**Exercise prompt:** Repeat the material verbatim. Images are excluded from the copy.

Dataset entries
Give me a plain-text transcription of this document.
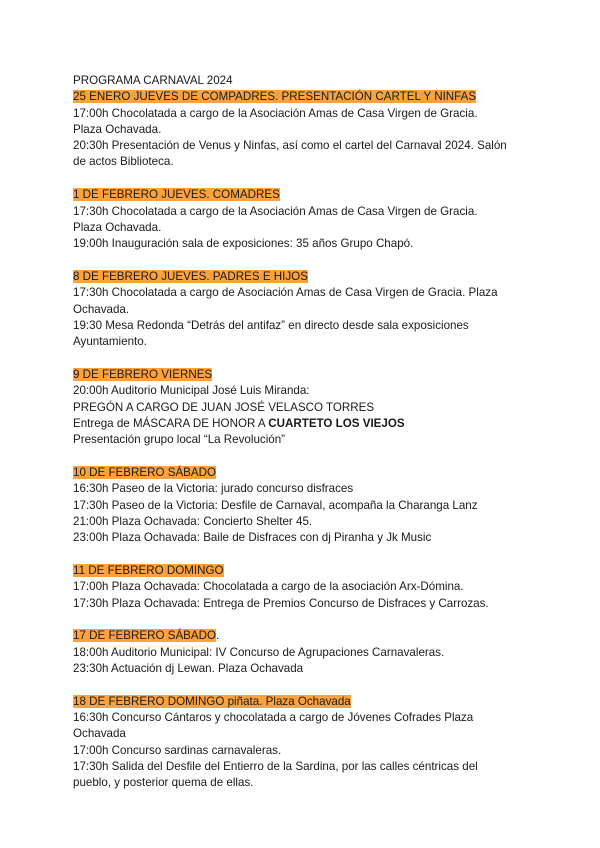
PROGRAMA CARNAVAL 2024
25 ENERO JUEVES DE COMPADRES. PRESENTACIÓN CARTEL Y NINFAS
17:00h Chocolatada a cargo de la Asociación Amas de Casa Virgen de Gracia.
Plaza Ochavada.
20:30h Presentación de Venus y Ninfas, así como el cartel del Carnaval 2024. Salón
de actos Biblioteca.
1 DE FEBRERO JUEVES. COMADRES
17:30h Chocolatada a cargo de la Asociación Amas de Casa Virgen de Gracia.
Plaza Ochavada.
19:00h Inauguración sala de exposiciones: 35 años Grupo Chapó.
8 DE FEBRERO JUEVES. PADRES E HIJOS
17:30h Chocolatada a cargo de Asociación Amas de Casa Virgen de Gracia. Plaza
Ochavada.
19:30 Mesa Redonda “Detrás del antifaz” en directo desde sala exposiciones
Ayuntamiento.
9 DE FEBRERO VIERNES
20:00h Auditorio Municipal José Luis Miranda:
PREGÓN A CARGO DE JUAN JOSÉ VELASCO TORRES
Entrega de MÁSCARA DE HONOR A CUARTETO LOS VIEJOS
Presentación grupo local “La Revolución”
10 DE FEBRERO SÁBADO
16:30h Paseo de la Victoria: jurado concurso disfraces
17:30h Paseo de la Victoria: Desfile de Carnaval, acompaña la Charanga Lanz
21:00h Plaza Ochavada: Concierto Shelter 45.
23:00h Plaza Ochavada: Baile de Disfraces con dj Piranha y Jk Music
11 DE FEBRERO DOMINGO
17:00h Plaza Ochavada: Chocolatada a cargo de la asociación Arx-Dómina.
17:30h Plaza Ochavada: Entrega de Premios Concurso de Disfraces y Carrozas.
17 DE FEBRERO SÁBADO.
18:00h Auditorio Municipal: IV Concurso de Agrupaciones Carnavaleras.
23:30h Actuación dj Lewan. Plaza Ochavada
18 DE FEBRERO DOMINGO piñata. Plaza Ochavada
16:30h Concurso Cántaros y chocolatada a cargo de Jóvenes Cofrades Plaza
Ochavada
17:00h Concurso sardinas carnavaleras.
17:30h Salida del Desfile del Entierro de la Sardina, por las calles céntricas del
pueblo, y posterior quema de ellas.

**Answer to the task:**
Give me a plain-text transcription of this document.
PROGRAMA CARNAVAL 2024
25 ENERO JUEVES DE COMPADRES. PRESENTACIÓN CARTEL Y NINFAS
17:00h Chocolatada a cargo de la Asociación Amas de Casa Virgen de Gracia.
Plaza Ochavada.
20:30h Presentación de Venus y Ninfas, así como el cartel del Carnaval 2024. Salón
de actos Biblioteca.
1 DE FEBRERO JUEVES. COMADRES
17:30h Chocolatada a cargo de la Asociación Amas de Casa Virgen de Gracia.
Plaza Ochavada.
19:00h Inauguración sala de exposiciones: 35 años Grupo Chapó.
8 DE FEBRERO JUEVES. PADRES E HIJOS
17:30h Chocolatada a cargo de Asociación Amas de Casa Virgen de Gracia. Plaza
Ochavada.
19:30 Mesa Redonda “Detrás del antifaz” en directo desde sala exposiciones
Ayuntamiento.
9 DE FEBRERO VIERNES
20:00h Auditorio Municipal José Luis Miranda:
PREGÓN A CARGO DE JUAN JOSÉ VELASCO TORRES
Entrega de MÁSCARA DE HONOR A CUARTETO LOS VIEJOS
Presentación grupo local “La Revolución”
10 DE FEBRERO SÁBADO
16:30h Paseo de la Victoria: jurado concurso disfraces
17:30h Paseo de la Victoria: Desfile de Carnaval, acompaña la Charanga Lanz
21:00h Plaza Ochavada: Concierto Shelter 45.
23:00h Plaza Ochavada: Baile de Disfraces con dj Piranha y Jk Music
11 DE FEBRERO DOMINGO
17:00h Plaza Ochavada: Chocolatada a cargo de la asociación Arx-Dómina.
17:30h Plaza Ochavada: Entrega de Premios Concurso de Disfraces y Carrozas.
17 DE FEBRERO SÁBADO.
18:00h Auditorio Municipal: IV Concurso de Agrupaciones Carnavaleras.
23:30h Actuación dj Lewan. Plaza Ochavada
18 DE FEBRERO DOMINGO piñata. Plaza Ochavada
16:30h Concurso Cántaros y chocolatada a cargo de Jóvenes Cofrades Plaza
Ochavada
17:00h Concurso sardinas carnavaleras.
17:30h Salida del Desfile del Entierro de la Sardina, por las calles céntricas del
pueblo, y posterior quema de ellas.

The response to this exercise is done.